- Work instructions:
Give only the number of lines that contain the word "text".

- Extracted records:
════════════════

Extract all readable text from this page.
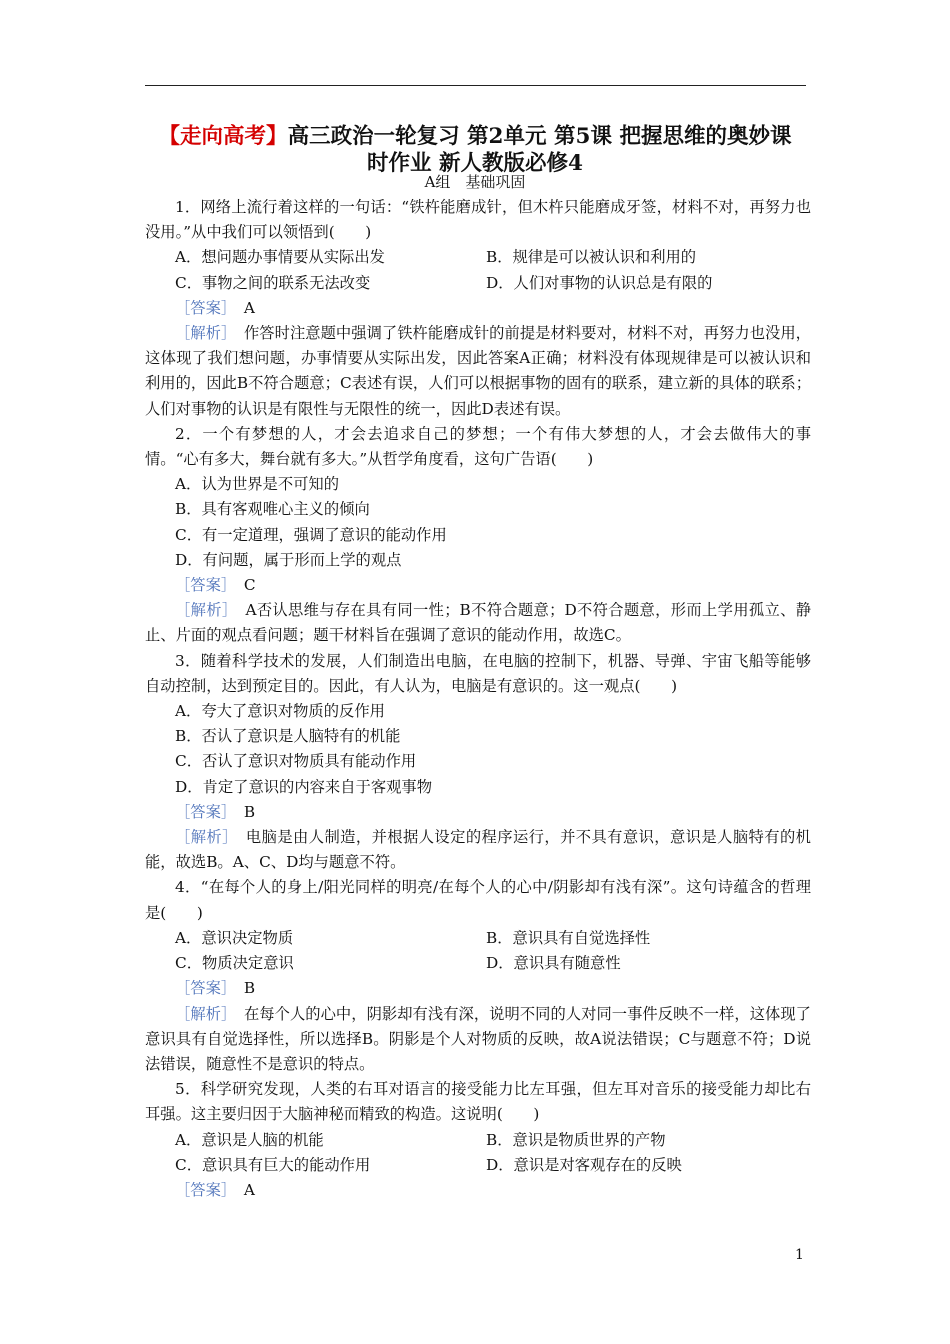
【走向高考】高三政治一轮复习 第2单元 第5课 把握思维的奥妙课
时作业 新人教版必修4
A组　基础巩固
1．网络上流行着这样的一句话：“铁杵能磨成针，但木杵只能磨成牙签，材料不对，再努力也没用。”从中我们可以领悟到(　　)
A．想问题办事情要从实际出发	B．规律是可以被认识和利用的
C．事物之间的联系无法改变	D．人们对事物的认识总是有限的
［答案］　 A
［解析］　 作答时注意题中强调了铁杵能磨成针的前提是材料要对，材料不对，再努力也没用，这体现了我们想问题，办事情要从实际出发，因此答案A正确；材料没有体现规律是可以被认识和利用的，因此B不符合题意；C表述有误，人们可以根据事物的固有的联系，建立新的具体的联系；人们对事物的认识是有限性与无限性的统一，因此D表述有误。
2．一个有梦想的人，才会去追求自己的梦想；一个有伟大梦想的人，才会去做伟大的事情。“心有多大，舞台就有多大。”从哲学角度看，这句广告语(　　)
A．认为世界是不可知的
B．具有客观唯心主义的倾向
C．有一定道理，强调了意识的能动作用
D．有问题，属于形而上学的观点
［答案］　 C
［解析］　 A否认思维与存在具有同一性；B不符合题意；D不符合题意，形而上学用孤立、静止、片面的观点看问题；题干材料旨在强调了意识的能动作用，故选C。
3．随着科学技术的发展，人们制造出电脑，在电脑的控制下，机器、导弹、宇宙飞船等能够自动控制，达到预定目的。因此，有人认为，电脑是有意识的。这一观点(　　)
A．夸大了意识对物质的反作用
B．否认了意识是人脑特有的机能
C．否认了意识对物质具有能动作用
D．肯定了意识的内容来自于客观事物
［答案］　 B
［解析］　 电脑是由人制造，并根据人设定的程序运行，并不具有意识，意识是人脑特有的机能，故选B。A、C、D均与题意不符。
4．“在每个人的身上/阳光同样的明亮/在每个人的心中/阴影却有浅有深”。这句诗蕴含的哲理是(　　)
A．意识决定物质	B．意识具有自觉选择性
C．物质决定意识	D．意识具有随意性
［答案］　 B
［解析］　 在每个人的心中，阴影却有浅有深，说明不同的人对同一事件反映不一样，这体现了意识具有自觉选择性，所以选择B。阴影是个人对物质的反映，故A说法错误；C与题意不符；D说法错误，随意性不是意识的特点。
5．科学研究发现，人类的右耳对语言的接受能力比左耳强，但左耳对音乐的接受能力却比右耳强。这主要归因于大脑神秘而精致的构造。这说明(　　)
A．意识是人脑的机能	B．意识是物质世界的产物
C．意识具有巨大的能动作用	D．意识是对客观存在的反映
［答案］　 A
1
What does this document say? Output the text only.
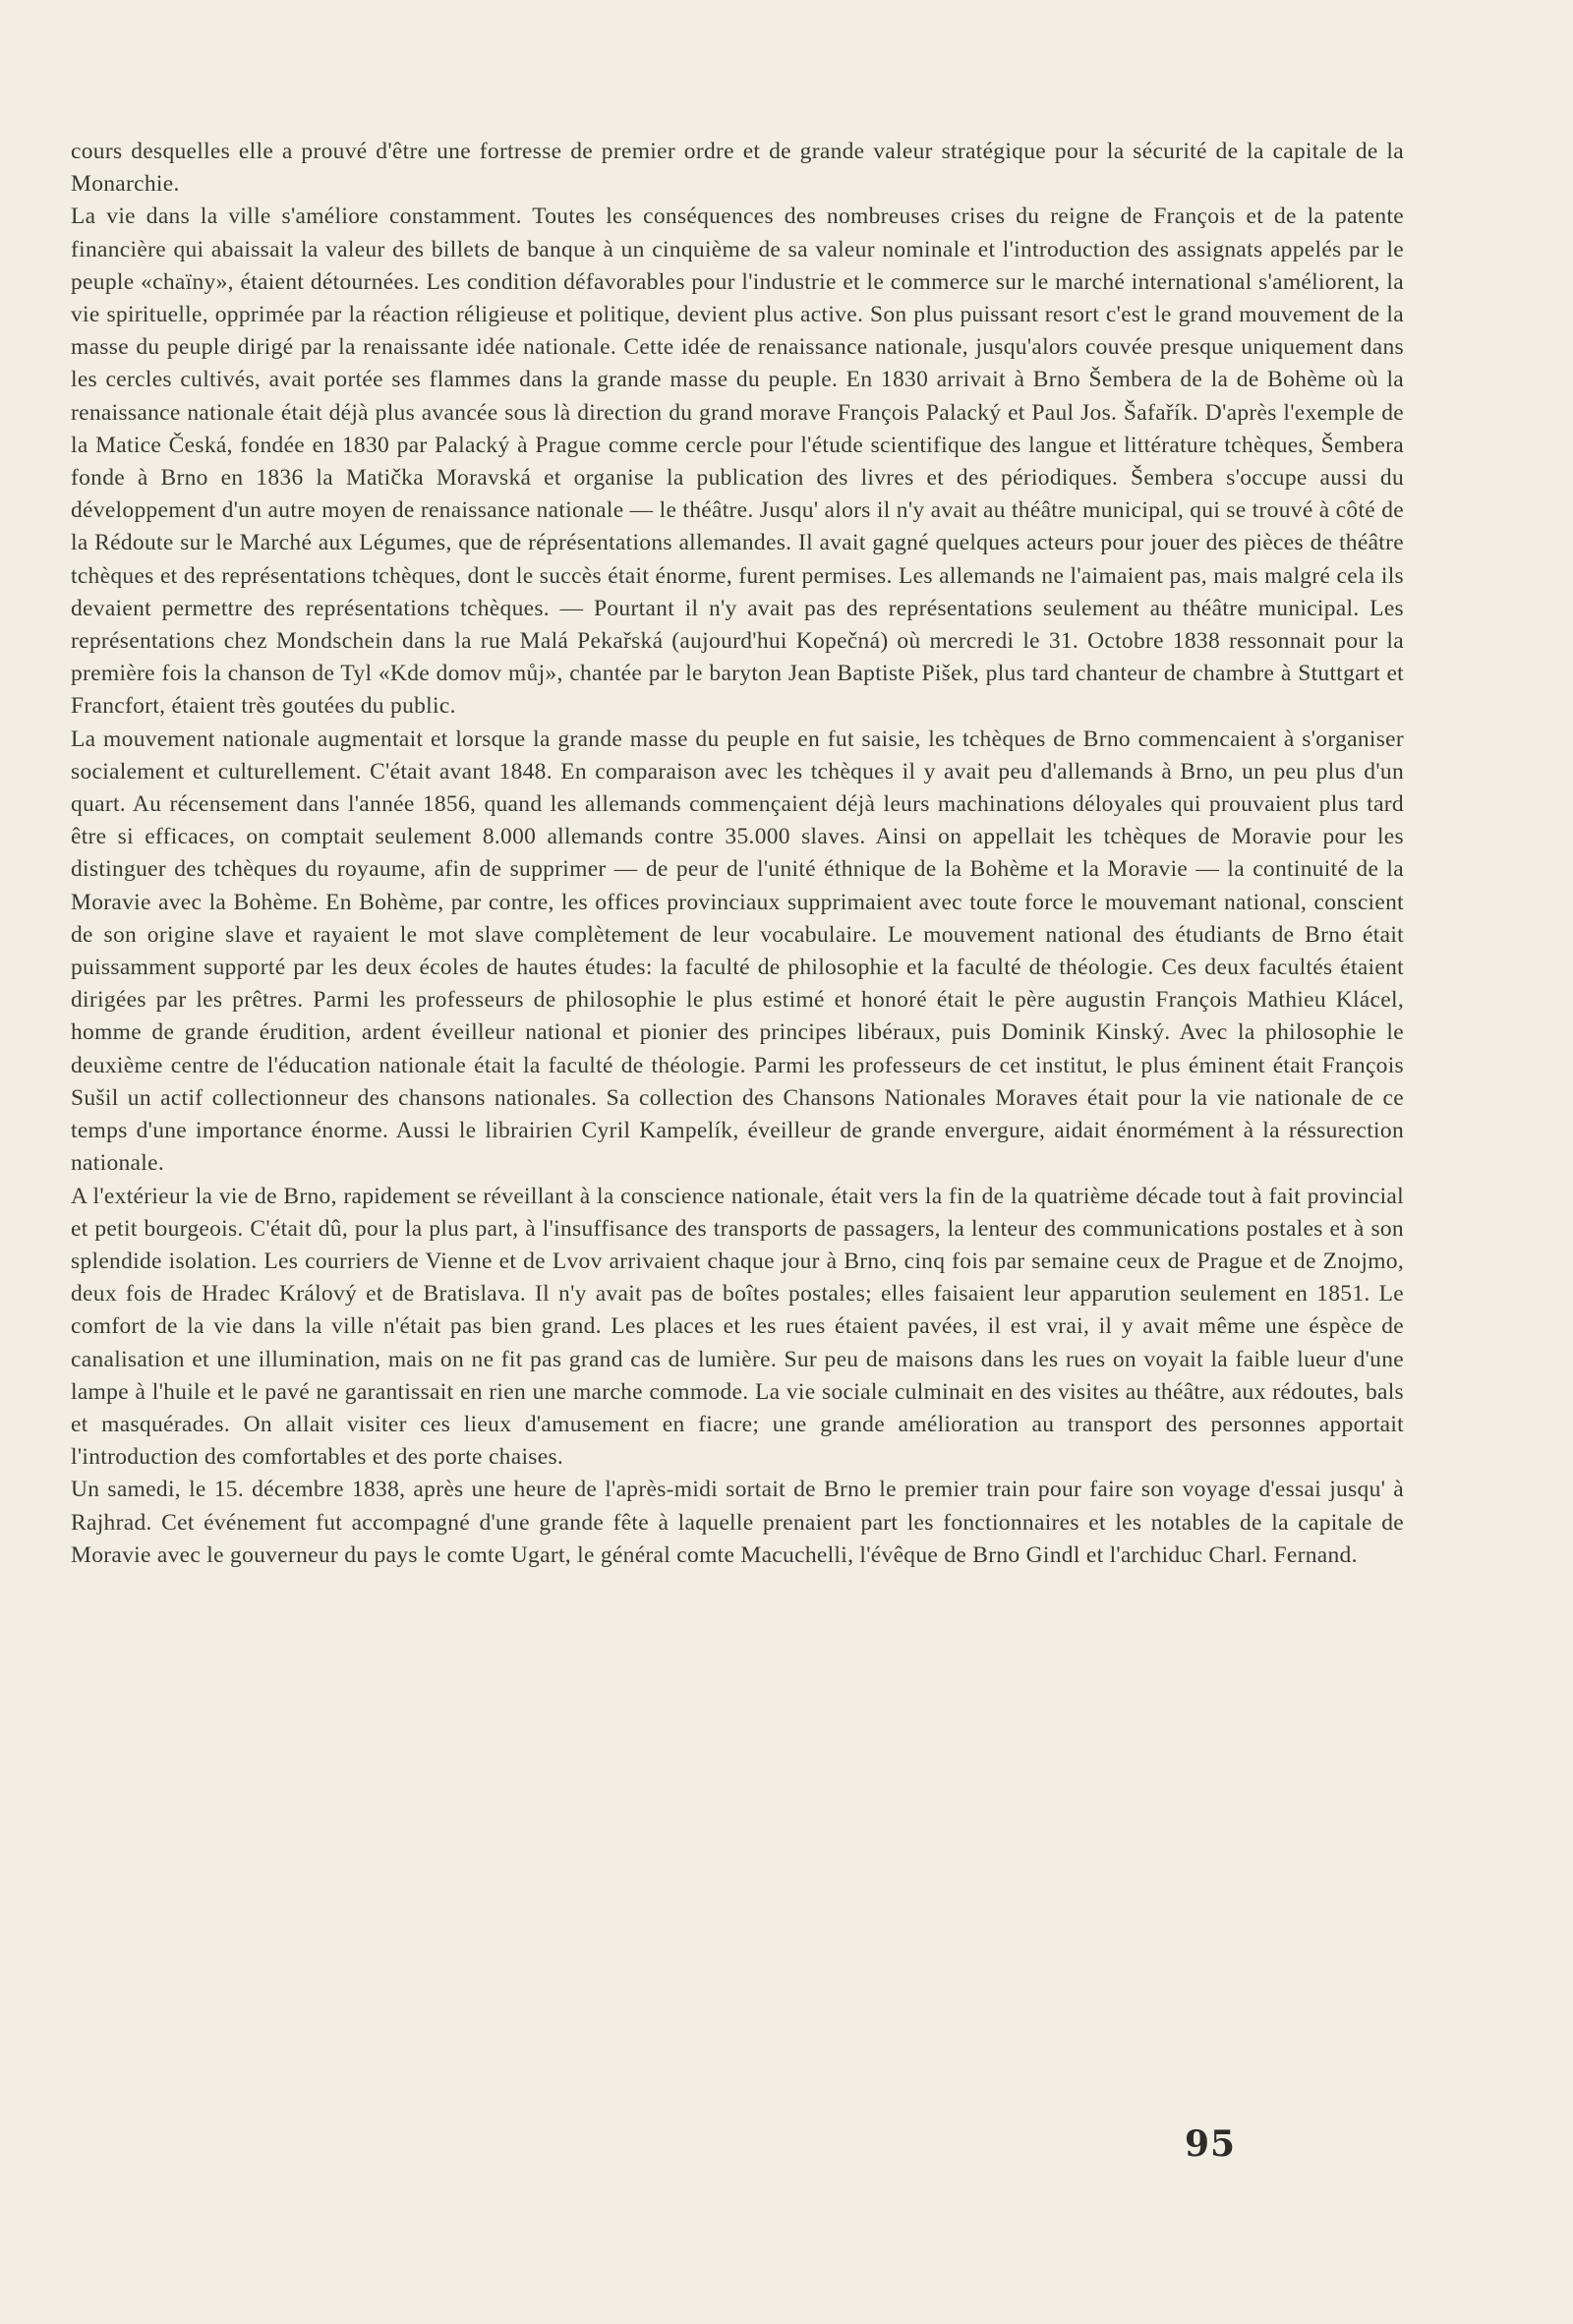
cours desquelles elle a prouvé d'être une fortresse de premier ordre et de grande valeur stratégique pour la sécurité de la capitale de la Monarchie.

La vie dans la ville s'améliore constamment. Toutes les conséquences des nombreuses crises du reigne de François et de la patente financière qui abaissait la valeur des billets de banque à un cinquième de sa valeur nominale et l'introduction des assignats appelés par le peuple «chaïny», étaient détournées. Les condition défavorables pour l'industrie et le commerce sur le marché international s'améliorent, la vie spirituelle, opprimée par la réaction réligieuse et politique, devient plus active. Son plus puissant resort c'est le grand mouvement de la masse du peuple dirigé par la renaissante idée nationale. Cette idée de renaissance nationale, jusqu'alors couvée presque uniquement dans les cercles cultivés, avait portée ses flammes dans la grande masse du peuple. En 1830 arrivait à Brno Šembera de la de Bohème où la renaissance nationale était déjà plus avancée sous là direction du grand morave François Palacký et Paul Jos. Šafařík. D'après l'exemple de la Matice Česká, fondée en 1830 par Palacký à Prague comme cercle pour l'étude scientifique des langue et littérature tchèques, Šembera fonde à Brno en 1836 la Matička Moravská et organise la publication des livres et des périodiques. Šembera s'occupe aussi du développement d'un autre moyen de renaissance nationale — le théâtre. Jusqu' alors il n'y avait au théâtre municipal, qui se trouvé à côté de la Rédoute sur le Marché aux Légumes, que de réprésentations allemandes. Il avait gagné quelques acteurs pour jouer des pièces de théâtre tchèques et des représentations tchèques, dont le succès était énorme, furent permises. Les allemands ne l'aimaient pas, mais malgré cela ils devaient permettre des représentations tchèques. — Pourtant il n'y avait pas des représentations seulement au théâtre municipal. Les représentations chez Mondschein dans la rue Malá Pekařská (aujourd'hui Kopečná) où mercredi le 31. Octobre 1838 ressonnait pour la première fois la chanson de Tyl «Kde domov můj», chantée par le baryton Jean Baptiste Pišek, plus tard chanteur de chambre à Stuttgart et Francfort, étaient très goutées du public.

La mouvement nationale augmentait et lorsque la grande masse du peuple en fut saisie, les tchèques de Brno commencaient à s'organiser socialement et culturellement. C'était avant 1848. En comparaison avec les tchèques il y avait peu d'allemands à Brno, un peu plus d'un quart. Au récensement dans l'année 1856, quand les allemands commençaient déjà leurs machinations déloyales qui prouvaient plus tard être si efficaces, on comptait seulement 8.000 allemands contre 35.000 slaves. Ainsi on appellait les tchèques de Moravie pour les distinguer des tchèques du royaume, afin de supprimer — de peur de l'unité éthnique de la Bohème et la Moravie — la continuité de la Moravie avec la Bohème. En Bohème, par contre, les offices provinciaux supprimaient avec toute force le mouvemant national, conscient de son origine slave et rayaient le mot slave complètement de leur vocabulaire. Le mouvement national des étudiants de Brno était puissamment supporté par les deux écoles de hautes études: la faculté de philosophie et la faculté de théologie. Ces deux facultés étaient dirigées par les prêtres. Parmi les professeurs de philosophie le plus estimé et honoré était le père augustin François Mathieu Klácel, homme de grande érudition, ardent éveilleur national et pionier des principes libéraux, puis Dominik Kinský. Avec la philosophie le deuxième centre de l'éducation nationale était la faculté de théologie. Parmi les professeurs de cet institut, le plus éminent était François Sušil un actif collectionneur des chansons nationales. Sa collection des Chansons Nationales Moraves était pour la vie nationale de ce temps d'une importance énorme. Aussi le librairien Cyril Kampelík, éveilleur de grande envergure, aidait énormément à la réssurection nationale.

A l'extérieur la vie de Brno, rapidement se réveillant à la conscience nationale, était vers la fin de la quatrième décade tout à fait provincial et petit bourgeois. C'était dû, pour la plus part, à l'insuffisance des transports de passagers, la lenteur des communications postales et à son splendide isolation. Les courriers de Vienne et de Lvov arrivaient chaque jour à Brno, cinq fois par semaine ceux de Prague et de Znojmo, deux fois de Hradec Králový et de Bratislava. Il n'y avait pas de boîtes postales; elles faisaient leur apparution seulement en 1851. Le comfort de la vie dans la ville n'était pas bien grand. Les places et les rues étaient pavées, il est vrai, il y avait même une éspèce de canalisation et une illumination, mais on ne fit pas grand cas de lumière. Sur peu de maisons dans les rues on voyait la faible lueur d'une lampe à l'huile et le pavé ne garantissait en rien une marche commode. La vie sociale culminait en des visites au théâtre, aux rédoutes, bals et masquérades. On allait visiter ces lieux d'amusement en fiacre; une grande amélioration au transport des personnes apportait l'introduction des comfortables et des porte chaises.

Un samedi, le 15. décembre 1838, après une heure de l'après-midi sortait de Brno le premier train pour faire son voyage d'essai jusqu' à Rajhrad. Cet événement fut accompagné d'une grande fête à laquelle prenaient part les fonctionnaires et les notables de la capitale de Moravie avec le gouverneur du pays le comte Ugart, le général comte Macuchelli, l'évêque de Brno Gindl et l'archiduc Charl. Fernand.

95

════════════════

- Answer below:
2